STATED TASK: Only lines holding the word "into" should be copied from the material.

RECORDS SHOWN:
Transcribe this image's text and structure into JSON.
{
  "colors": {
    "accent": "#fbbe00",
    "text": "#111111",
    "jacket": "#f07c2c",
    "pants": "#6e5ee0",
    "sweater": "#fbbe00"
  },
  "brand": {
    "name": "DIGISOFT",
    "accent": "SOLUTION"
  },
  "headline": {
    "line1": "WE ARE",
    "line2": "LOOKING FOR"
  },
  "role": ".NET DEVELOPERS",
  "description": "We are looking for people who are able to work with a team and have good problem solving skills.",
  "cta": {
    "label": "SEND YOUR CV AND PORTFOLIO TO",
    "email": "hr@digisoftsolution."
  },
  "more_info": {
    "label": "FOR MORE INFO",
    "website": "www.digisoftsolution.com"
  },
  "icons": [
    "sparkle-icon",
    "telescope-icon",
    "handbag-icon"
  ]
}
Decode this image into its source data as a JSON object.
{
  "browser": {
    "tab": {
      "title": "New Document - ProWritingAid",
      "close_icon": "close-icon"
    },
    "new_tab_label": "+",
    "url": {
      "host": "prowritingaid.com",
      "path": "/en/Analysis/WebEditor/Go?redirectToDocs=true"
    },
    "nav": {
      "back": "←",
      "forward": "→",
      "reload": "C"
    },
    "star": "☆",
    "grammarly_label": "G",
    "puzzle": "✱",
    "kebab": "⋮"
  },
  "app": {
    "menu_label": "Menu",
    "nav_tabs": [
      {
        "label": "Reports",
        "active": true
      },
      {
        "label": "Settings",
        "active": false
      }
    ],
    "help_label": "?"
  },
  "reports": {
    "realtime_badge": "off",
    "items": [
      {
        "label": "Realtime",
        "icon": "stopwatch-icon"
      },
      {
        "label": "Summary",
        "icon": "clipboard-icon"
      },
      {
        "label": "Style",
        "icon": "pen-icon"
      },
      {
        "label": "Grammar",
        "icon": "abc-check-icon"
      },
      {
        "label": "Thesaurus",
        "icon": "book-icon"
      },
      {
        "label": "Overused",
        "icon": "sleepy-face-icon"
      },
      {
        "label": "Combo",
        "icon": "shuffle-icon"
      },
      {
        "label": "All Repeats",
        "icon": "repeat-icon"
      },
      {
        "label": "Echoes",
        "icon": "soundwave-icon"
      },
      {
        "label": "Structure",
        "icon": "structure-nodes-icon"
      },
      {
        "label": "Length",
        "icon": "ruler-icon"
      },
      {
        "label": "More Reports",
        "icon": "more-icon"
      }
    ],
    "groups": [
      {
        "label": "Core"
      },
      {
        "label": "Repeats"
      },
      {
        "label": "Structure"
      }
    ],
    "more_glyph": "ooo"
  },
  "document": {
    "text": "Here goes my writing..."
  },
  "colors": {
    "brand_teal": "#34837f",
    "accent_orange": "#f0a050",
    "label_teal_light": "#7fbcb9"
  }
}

PROBLEM SOLUTION:
Transcribe this image's text and structure into JSON.
Decode this image into its source data as a JSON object.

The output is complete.